• **Tasks to carry out**
(a) Write out the part of the Cottonwood passage between "Cottonwood is the" and "of Famous Potatoes.", inclusive.
(b) Answer these questions from the Cottonwood passage:
(i) In what year was Famous Potatoes published?
(ii) How many copies were printed on the day of the press run?
(iii) What is the motto of Lit Night?
(c) Carry on the Cottonwood passage, starting after its last sentence.

• **Text provided**
_____
Cottonwood is the co-host of a La Honda tradition known as Lit Night, which is a monthly literary gathering in a bar with an open mic for locals to read their own or other people's works before a live, somewhat lubricated audience. The literary works range from cowboy poetry to Shakespearean drama. Their motto: "Get Lit!"

==Writing career==
Cottonwood's first success was his novel Famous Potatoes, published in 1978, often called an "underground novel" due to its countercultural readership and its title. Cottonwood has said that during every college break he would set out hitchhiking around the United States without money or a backpack, going wherever rides would take him. The experiences formed the basis of Famous Potatoes.

One of Cottonwood's first plumbing jobs was what should have been a half-day project repairing a woman's shower. It turned into a three-day botch, but in the process he became friends with the woman's boyfriend (John Daniel) who wanted to be a book editor. They decided to jointly publish Famous Potatoes under the imprint of No Dead Lines Press. On the day of the press run, Cottonwood got a phone call from a New York City publisher (Seymour Lawrence, publisher of Kurt Vonnegut and Richard Brautigan) who wanted to buy the book on the condition that there be no competing self-published edition. It was too late to stop the press, so as 500 copies were being printed Cottonwood agreed never to sell them. He still has them.

Cottonwood's novels for younger readers have been commended by educators for their content and tone and by youngsters for their plot and characters: Quake! about the 1989 World Series earthquake; The San Puerco Trilogy of novels about three scrappy boys in the small town of San Puerco, California (which bears a remarkable resemblance to La Honda, California); and the most recent, Four Dog Riot, published in 2011.

His most recent novel for adult readers, Clear Heart— which he describes as a love story involving nail guns, wet concrete and strong women —appears popular among readers generally and has special resonance among carpenters and tradespeople.

Cottonwood's 2013 memoir, 99 Jobs: Blood, Sweat, and Houses, based on his experiences as a contractor, carpenter, plumber, and electrician, is available electronically and in print. Readers and reviewers have praised its humor and authenticity.
_____
• **Excerpted data**
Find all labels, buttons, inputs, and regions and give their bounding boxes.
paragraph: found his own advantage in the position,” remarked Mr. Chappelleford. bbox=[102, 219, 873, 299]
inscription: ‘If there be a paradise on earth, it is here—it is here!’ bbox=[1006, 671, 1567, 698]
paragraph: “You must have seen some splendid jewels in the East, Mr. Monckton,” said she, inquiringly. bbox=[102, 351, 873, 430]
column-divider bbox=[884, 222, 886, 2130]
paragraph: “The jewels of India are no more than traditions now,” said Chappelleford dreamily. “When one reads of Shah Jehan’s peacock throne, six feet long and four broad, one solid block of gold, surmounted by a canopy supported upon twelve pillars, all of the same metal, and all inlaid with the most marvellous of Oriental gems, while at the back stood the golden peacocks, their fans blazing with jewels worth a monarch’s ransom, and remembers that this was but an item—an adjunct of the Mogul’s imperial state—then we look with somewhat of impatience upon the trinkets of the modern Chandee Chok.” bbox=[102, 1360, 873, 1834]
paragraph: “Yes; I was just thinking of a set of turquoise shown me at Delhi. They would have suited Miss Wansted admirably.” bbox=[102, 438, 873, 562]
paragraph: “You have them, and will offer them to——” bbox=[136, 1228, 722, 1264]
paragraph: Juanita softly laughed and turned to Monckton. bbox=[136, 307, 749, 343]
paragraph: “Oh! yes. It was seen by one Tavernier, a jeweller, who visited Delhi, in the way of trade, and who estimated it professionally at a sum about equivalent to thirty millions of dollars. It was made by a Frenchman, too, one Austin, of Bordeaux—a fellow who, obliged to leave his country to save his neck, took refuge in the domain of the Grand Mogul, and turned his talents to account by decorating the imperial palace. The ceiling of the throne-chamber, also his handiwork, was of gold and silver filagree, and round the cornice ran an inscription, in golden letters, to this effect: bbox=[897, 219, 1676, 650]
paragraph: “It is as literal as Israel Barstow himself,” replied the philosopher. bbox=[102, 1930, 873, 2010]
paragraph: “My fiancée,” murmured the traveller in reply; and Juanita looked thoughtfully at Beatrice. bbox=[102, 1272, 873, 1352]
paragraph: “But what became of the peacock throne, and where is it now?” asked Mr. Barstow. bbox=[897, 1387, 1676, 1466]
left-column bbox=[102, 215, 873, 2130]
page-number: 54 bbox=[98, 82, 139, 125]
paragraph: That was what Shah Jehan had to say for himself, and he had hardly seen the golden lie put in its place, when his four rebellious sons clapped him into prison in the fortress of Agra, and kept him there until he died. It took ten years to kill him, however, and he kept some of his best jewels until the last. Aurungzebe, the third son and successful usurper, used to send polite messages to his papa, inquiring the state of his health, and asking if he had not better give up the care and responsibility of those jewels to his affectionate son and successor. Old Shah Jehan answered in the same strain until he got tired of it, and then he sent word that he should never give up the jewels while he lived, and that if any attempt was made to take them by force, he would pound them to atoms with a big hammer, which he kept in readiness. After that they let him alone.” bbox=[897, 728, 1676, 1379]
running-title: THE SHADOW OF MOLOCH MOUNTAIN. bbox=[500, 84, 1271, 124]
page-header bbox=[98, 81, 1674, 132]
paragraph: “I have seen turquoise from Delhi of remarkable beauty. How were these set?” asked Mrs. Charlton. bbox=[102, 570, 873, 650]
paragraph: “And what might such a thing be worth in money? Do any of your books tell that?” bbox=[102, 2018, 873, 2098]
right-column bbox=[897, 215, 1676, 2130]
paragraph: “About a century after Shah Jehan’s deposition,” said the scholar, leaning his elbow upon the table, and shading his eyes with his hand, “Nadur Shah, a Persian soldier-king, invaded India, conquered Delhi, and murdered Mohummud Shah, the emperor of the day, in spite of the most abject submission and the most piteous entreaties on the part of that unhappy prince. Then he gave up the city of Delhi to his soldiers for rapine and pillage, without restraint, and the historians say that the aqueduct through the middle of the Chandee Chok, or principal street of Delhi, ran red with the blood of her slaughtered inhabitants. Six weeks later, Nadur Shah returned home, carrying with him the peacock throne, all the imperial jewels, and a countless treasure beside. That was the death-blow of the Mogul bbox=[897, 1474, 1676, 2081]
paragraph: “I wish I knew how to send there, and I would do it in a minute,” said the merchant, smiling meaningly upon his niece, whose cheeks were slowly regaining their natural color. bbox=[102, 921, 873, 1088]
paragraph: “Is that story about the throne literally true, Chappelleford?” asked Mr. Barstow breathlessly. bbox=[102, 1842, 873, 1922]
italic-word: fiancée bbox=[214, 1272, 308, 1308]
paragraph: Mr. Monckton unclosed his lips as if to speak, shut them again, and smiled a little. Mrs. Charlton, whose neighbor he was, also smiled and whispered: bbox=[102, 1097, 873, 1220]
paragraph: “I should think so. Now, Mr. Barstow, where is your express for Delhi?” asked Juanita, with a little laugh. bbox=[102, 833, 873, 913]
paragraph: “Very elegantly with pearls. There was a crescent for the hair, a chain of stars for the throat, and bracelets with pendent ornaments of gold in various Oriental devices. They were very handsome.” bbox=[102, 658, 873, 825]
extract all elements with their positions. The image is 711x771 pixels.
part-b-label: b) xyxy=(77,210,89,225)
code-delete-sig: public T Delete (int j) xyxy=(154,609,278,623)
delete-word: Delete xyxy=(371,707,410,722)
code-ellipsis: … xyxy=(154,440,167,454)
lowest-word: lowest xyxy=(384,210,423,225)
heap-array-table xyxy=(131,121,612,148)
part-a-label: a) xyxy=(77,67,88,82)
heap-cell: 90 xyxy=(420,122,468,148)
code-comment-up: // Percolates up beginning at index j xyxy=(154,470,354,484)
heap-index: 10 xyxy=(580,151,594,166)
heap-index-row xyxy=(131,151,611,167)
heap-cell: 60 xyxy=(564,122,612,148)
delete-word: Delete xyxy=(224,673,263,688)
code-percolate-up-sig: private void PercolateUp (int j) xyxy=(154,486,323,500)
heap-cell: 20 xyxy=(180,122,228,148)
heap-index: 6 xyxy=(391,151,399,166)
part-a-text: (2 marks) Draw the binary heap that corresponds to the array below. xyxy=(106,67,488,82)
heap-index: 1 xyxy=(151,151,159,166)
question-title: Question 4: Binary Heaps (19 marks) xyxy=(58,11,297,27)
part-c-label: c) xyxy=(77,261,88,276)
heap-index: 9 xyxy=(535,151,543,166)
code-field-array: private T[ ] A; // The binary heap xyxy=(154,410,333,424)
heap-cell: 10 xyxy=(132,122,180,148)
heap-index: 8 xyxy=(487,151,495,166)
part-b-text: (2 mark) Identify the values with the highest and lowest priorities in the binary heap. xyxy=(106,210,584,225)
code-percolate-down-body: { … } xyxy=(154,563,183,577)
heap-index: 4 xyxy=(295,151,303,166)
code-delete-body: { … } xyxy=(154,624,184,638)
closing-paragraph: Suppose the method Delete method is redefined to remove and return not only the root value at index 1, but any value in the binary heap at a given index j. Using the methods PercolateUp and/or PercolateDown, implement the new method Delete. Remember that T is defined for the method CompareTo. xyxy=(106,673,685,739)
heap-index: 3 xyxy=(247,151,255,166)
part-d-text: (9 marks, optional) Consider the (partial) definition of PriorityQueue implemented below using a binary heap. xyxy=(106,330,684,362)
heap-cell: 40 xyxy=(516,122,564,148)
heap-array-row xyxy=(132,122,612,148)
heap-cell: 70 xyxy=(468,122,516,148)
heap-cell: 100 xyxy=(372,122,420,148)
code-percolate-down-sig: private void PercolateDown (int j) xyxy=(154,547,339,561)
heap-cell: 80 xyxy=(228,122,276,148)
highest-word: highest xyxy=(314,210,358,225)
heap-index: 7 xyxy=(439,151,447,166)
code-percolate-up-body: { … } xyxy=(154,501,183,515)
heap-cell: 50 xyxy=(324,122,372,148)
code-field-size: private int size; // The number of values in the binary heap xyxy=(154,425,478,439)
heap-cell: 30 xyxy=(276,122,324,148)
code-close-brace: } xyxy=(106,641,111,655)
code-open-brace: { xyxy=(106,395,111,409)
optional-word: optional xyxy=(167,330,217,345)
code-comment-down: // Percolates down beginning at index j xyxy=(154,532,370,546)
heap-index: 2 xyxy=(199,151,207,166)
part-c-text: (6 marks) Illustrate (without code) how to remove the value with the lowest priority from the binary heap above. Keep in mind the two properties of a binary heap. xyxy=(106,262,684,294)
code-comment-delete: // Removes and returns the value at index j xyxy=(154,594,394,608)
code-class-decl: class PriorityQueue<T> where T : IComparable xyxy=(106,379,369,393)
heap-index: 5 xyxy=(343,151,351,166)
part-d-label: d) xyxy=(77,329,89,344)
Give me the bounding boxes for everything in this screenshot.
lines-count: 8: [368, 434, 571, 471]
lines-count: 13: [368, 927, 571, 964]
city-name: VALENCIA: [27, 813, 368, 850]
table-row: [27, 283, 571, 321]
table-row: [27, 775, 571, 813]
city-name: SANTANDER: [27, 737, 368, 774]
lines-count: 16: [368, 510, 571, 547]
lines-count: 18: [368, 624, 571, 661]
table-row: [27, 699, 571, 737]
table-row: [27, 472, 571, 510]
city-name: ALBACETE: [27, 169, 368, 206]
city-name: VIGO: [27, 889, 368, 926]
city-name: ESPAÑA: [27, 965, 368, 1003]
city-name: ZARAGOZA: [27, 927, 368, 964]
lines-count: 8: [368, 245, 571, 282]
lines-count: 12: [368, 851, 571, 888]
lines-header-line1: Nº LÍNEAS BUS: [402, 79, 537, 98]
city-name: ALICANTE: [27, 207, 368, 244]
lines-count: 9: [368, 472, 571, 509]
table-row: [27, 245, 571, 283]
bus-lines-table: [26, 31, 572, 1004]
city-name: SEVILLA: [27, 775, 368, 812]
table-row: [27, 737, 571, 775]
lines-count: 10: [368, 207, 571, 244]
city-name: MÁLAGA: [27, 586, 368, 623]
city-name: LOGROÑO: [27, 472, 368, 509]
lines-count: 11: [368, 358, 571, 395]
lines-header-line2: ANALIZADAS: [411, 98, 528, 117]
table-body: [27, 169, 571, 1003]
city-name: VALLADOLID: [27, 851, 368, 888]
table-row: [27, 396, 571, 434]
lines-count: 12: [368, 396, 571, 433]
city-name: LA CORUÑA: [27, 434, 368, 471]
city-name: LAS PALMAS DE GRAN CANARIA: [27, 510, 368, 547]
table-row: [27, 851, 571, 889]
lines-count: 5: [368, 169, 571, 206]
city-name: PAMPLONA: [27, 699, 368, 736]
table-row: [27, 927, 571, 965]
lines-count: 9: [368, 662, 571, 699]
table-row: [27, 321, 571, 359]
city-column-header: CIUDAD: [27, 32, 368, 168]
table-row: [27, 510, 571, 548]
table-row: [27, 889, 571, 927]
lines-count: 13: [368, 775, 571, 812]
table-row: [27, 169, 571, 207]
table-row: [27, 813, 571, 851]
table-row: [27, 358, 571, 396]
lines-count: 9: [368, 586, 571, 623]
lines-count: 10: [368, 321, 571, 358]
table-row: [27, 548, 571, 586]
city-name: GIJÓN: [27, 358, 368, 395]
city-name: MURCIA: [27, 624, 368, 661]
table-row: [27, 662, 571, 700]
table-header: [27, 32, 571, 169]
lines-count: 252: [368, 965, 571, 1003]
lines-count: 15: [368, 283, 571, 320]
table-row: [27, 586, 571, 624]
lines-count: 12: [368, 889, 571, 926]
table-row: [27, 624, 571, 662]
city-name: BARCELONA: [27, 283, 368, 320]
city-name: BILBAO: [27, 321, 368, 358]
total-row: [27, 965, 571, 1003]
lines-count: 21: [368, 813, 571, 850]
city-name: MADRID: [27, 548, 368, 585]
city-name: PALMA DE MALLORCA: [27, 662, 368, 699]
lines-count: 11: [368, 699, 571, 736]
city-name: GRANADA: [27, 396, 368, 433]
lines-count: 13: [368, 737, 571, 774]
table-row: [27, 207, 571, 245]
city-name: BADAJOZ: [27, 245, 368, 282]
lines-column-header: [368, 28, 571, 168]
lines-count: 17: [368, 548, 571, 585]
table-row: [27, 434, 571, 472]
_____
• **Responses in order**
(a)
Cottonwood is the co-host of a La Honda tradition known as Lit Night, which is a monthly literary gathering in a bar with an open mic for locals to read their own or other people's works before a live, somewhat lubricated audience. The literary works range from cowboy poetry to Shakespearean drama. Their motto: "Get Lit!"

==Writing career==
Cottonwood's first success was his novel Famous Potatoes, published in 1978, often called an "underground novel" due to its countercultural readership and its title. Cottonwood has said that during every college break he would set out hitchhiking around the United States without money or a backpack, going wherever rides would take him. The experiences formed the basis of Famous Potatoes.

(b)
(i) 1978
(ii) 500
(iii) "Get Lit!"

(c)
Cottonwood has issued podcasts of five of his novels. The first draft of the memoir published as 99 Jobs began as an ongoing blog, with readers invited to comment. He calls it "open source editing".

Readers have compared his work to that of John Steinbeck and Mark Twain.

He and his work have been profiled in local and regional publications.

==Novels for children and young adults==
The Adventures of Boone Barnaby (The San Puerco Trilogy) (Scholastic, 1990)

Danny Ain't (The San Puerco Trilogy) (Scholastic 1992)

Quake! (Scholastic 1995)

Babcock (The San Puerco Trilogy) (Scholastic 1996)

Four Dog Riot (ebook, 2011)

==Novels for adults==
The Naked Computer (Black Dragon Books 1974)

Famous Potatoes (No Dead Lines Press 1978)

Famous Potatoes (Delacorte/Seymour Lawrence 1979)

Frank City (Goodbye) (Delacorte/Seymour Lawrence 1981)

Clear Heart (audiobook: Podiobooks.com 2007, winner of the 2008 Founders Choice Award; BookSurge Publishing 2008).

==Books of poetry==
Son of a Poet (John Daniel 1986).
Foggy Dog: Poems of the Pacific Coast (Clear Heart Books 2018).
Random Saints (Kelsay Books 2020).

==Honors==
- Danny Ain't won the BABRA Award (Bay Area Book Reviewers Association) as Best Book for Children in 1992.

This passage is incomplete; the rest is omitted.